WHAT THIS TASK INVOLVES: Give the data again exactly as written, skipping any pictures.

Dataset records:
————————

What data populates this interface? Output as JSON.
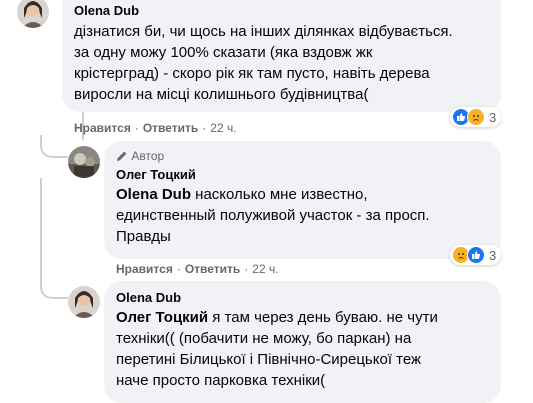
{
  "comments": [
    {
      "author": "Olena Dub",
      "text": "дізнатися би, чи щось на інших ділянках відбувається.\nза одну можу 100% сказати (яка вздовж жк\nкрістерград) - скоро рік як там пусто, навіть дерева\nвиросли на місці колишнього будівництва(",
      "actions": {
        "like": "Нравится",
        "reply": "Ответить",
        "time": "22 ч."
      },
      "reaction_count": "3",
      "reaction_icons": [
        "like-icon",
        "sad-icon"
      ]
    },
    {
      "author": "Олег Тоцкий",
      "badge": "Автор",
      "mention": "Olena Dub",
      "text": " насколько мне известно,\nединственный полуживой участок - за просп.\nПравды",
      "actions": {
        "like": "Нравится",
        "reply": "Ответить",
        "time": "22 ч."
      },
      "reaction_count": "3",
      "reaction_icons": [
        "sad-icon",
        "like-icon"
      ]
    },
    {
      "author": "Olena Dub",
      "mention": "Олег Тоцкий",
      "text": " я там через день буваю. не чути\nтехніки(( (побачити не можу, бо паркан) на\nперетині Білицької і Північно-Сирецької теж\nначе просто парковка техніки("
    }
  ],
  "colors": {
    "bubble": "#f0f2f5",
    "like": "#1877f2",
    "sad": "#f7b125",
    "secondary_text": "#65676b"
  }
}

————————

SOLUTION TO THIS PROBLEM:
What data populates this interface? Output as JSON.
{
  "comments": [
    {
      "author": "Olena Dub",
      "text": "дізнатися би, чи щось на інших ділянках відбувається.\nза одну можу 100% сказати (яка вздовж жк\nкрістерград) - скоро рік як там пусто, навіть дерева\nвиросли на місці колишнього будівництва(",
      "actions": {
        "like": "Нравится",
        "reply": "Ответить",
        "time": "22 ч."
      },
      "reaction_count": "3",
      "reaction_icons": [
        "like-icon",
        "sad-icon"
      ]
    },
    {
      "author": "Олег Тоцкий",
      "badge": "Автор",
      "mention": "Olena Dub",
      "text": " насколько мне известно,\nединственный полуживой участок - за просп.\nПравды",
      "actions": {
        "like": "Нравится",
        "reply": "Ответить",
        "time": "22 ч."
      },
      "reaction_count": "3",
      "reaction_icons": [
        "sad-icon",
        "like-icon"
      ]
    },
    {
      "author": "Olena Dub",
      "mention": "Олег Тоцкий",
      "text": " я там через день буваю. не чути\nтехніки(( (побачити не можу, бо паркан) на\nперетині Білицької і Північно-Сирецької теж\nначе просто парковка техніки("
    }
  ],
  "colors": {
    "bubble": "#f0f2f5",
    "like": "#1877f2",
    "sad": "#f7b125",
    "secondary_text": "#65676b"
  }
}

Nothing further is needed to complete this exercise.